** Begin Source data **

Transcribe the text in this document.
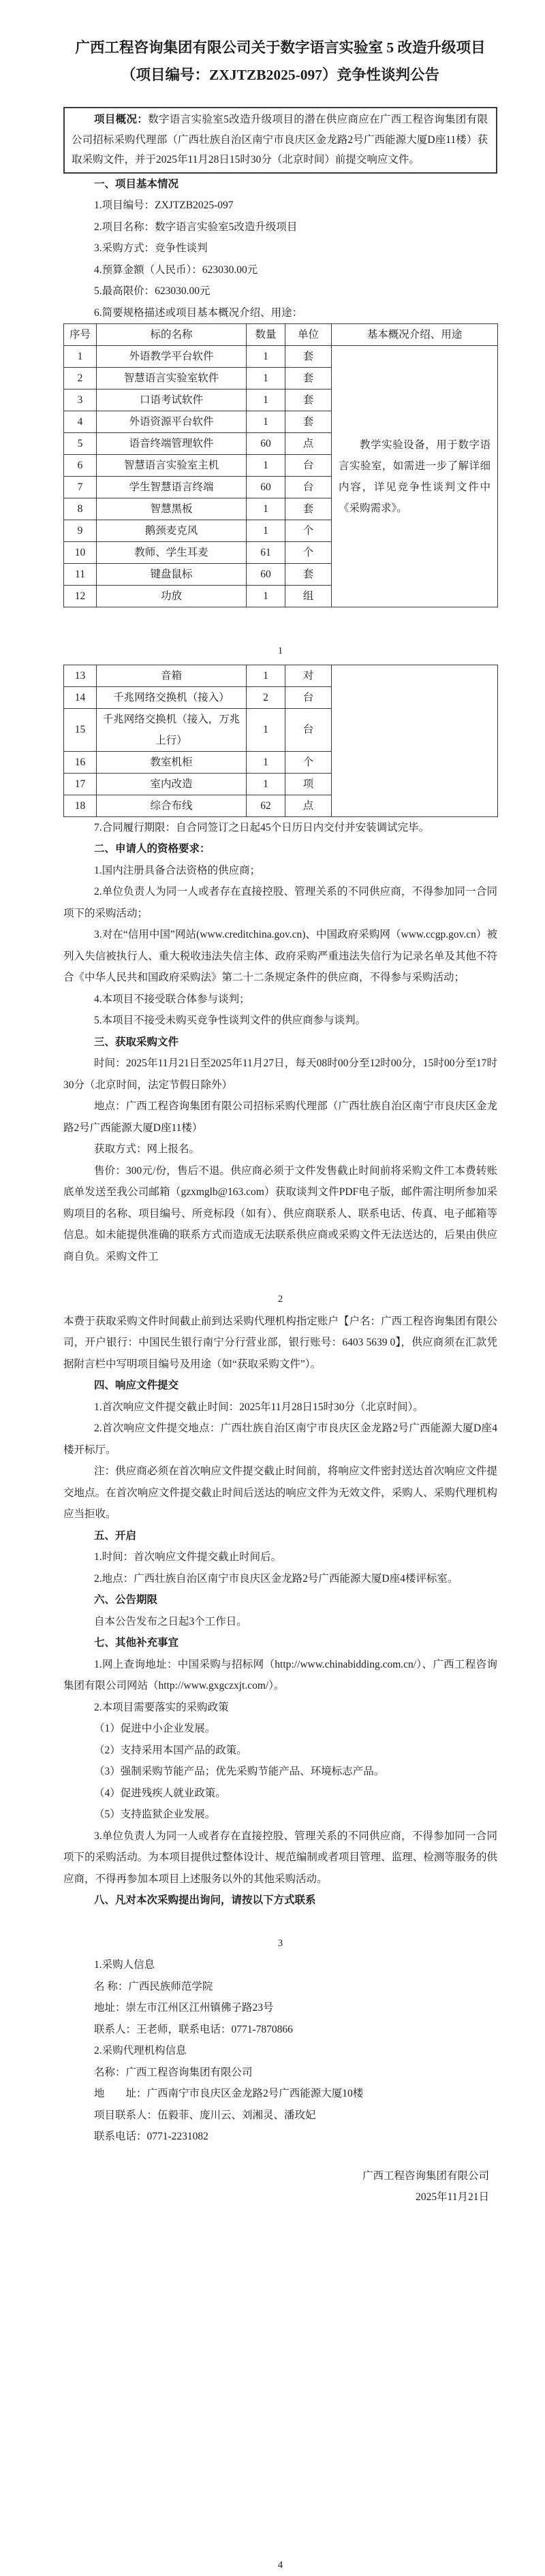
广西工程咨询集团有限公司关于数字语言实验室 5 改造升级项目

（项目编号：ZXJTZB2025-097）竞争性谈判公告

项目概况：数字语言实验室5改造升级项目的潜在供应商应在广西工程咨询集团有限公司招标采购代理部（广西壮族自治区南宁市良庆区金龙路2号广西能源大厦D座11楼）获取采购文件，并于2025年11月28日15时30分（北京时间）前提交响应文件。

一、项目基本情况

1.项目编号：ZXJTZB2025-097

2.项目名称：数字语言实验室5改造升级项目

3.采购方式：竞争性谈判

4.预算金额（人民币）：623030.00元

5.最高限价：623030.00元

6.简要规格描述或项目基本概况介绍、用途：

序号	标的名称	数量	单位	基本概况介绍、用途
1	外语教学平台软件	1	套	教学实验设备，用于数字语言实验室，如需进一步了解详细内容，详见竞争性谈判文件中《采购需求》。

2	智慧语言实验室软件	1	套	
3	口语考试软件	1	套	
4	外语资源平台软件	1	套	
5	语音终端管理软件	60	点	
6	智慧语言实验室主机	1	台	
7	学生智慧语言终端	60	台	
8	智慧黑板	1	套	
9	鹅颈麦克风	1	个	
10	教师、学生耳麦	61	个	
11	键盘鼠标	60	套	
12	功放	1	组	

1

13	音箱	1	对	
14	千兆网络交换机（接入）	2	台	
15	千兆网络交换机（接入，万兆上行）	1	台	
16	教室机柜	1	个	
17	室内改造	1	项	
18	综合布线	62	点	

7.合同履行期限：自合同签订之日起45个日历日内交付并安装调试完毕。

二、申请人的资格要求：

1.国内注册具备合法资格的供应商；

2.单位负责人为同一人或者存在直接控股、管理关系的不同供应商，不得参加同一合同项下的采购活动；

3.对在“信用中国”网站(www.creditchina.gov.cn)、中国政府采购网（www.ccgp.gov.cn）被列入失信被执行人、重大税收违法失信主体、政府采购严重违法失信行为记录名单及其他不符合《中华人民共和国政府采购法》第二十二条规定条件的供应商，不得参与采购活动；

4.本项目不接受联合体参与谈判；

5.本项目不接受未购买竞争性谈判文件的供应商参与谈判。

三、获取采购文件

时间：2025年11月21日至2025年11月27日，每天08时00分至12时00分，15时00分至17时30分（北京时间，法定节假日除外）

地点：广西工程咨询集团有限公司招标采购代理部（广西壮族自治区南宁市良庆区金龙路2号广西能源大厦D座11楼）

获取方式：网上报名。

售价：300元/份，售后不退。供应商必须于文件发售截止时间前将采购文件工本费转账底单发送至我公司邮箱（gzxmglb@163.com）获取谈判文件PDF电子版，邮件需注明所参加采购项目的名称、项目编号、所竞标段（如有）、供应商联系人、联系电话、传真、电子邮箱等信息。如未能提供准确的联系方式而造成无法联系供应商或采购文件无法送达的，后果由供应商自负。采购文件工

2

本费于获取采购文件时间截止前到达采购代理机构指定账户【户名：广西工程咨询集团有限公司，开户银行：中国民生银行南宁分行营业部，银行账号：6403 5639 0】，供应商须在汇款凭据附言栏中写明项目编号及用途（如“获取采购文件”）。

四、响应文件提交

1.首次响应文件提交截止时间：2025年11月28日15时30分（北京时间）。

2.首次响应文件提交地点：广西壮族自治区南宁市良庆区金龙路2号广西能源大厦D座4楼开标厅。

注：供应商必须在首次响应文件提交截止时间前，将响应文件密封送达首次响应文件提交地点。在首次响应文件提交截止时间后送达的响应文件为无效文件，采购人、采购代理机构应当拒收。

五、开启

1.时间：首次响应文件提交截止时间后。

2.地点：广西壮族自治区南宁市良庆区金龙路2号广西能源大厦D座4楼评标室。

六、公告期限

自本公告发布之日起3个工作日。

七、其他补充事宜

1.网上查询地址：中国采购与招标网（http://www.chinabidding.com.cn/）、广西工程咨询集团有限公司网站（http://www.gxgczxjt.com/）。

2.本项目需要落实的采购政策

（1）促进中小企业发展。

（2）支持采用本国产品的政策。

（3）强制采购节能产品；优先采购节能产品、环境标志产品。

（4）促进残疾人就业政策。

（5）支持监狱企业发展。

3.单位负责人为同一人或者存在直接控股、管理关系的不同供应商，不得参加同一合同项下的采购活动。为本项目提供过整体设计、规范编制或者项目管理、监理、检测等服务的供应商，不得再参加本项目上述服务以外的其他采购活动。

八、凡对本次采购提出询问，请按以下方式联系

3

1.采购人信息

名 称：广西民族师范学院

地址：崇左市江州区江州镇佛子路23号

联系人：王老师，联系电话：0771-7870866

2.采购代理机构信息

名称：广西工程咨询集团有限公司

地　　址：广西南宁市良庆区金龙路2号广西能源大厦10楼

项目联系人：伍毅菲、庞川云、刘湘灵、潘玫妃

联系电话：0771-2231082

广西工程咨询集团有限公司

2025年11月21日

4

** End Source data **

Report how many lines contain "不得参加同一合同项下的采购活动". Give nothing but the number.

- _Result of the exercise_: 2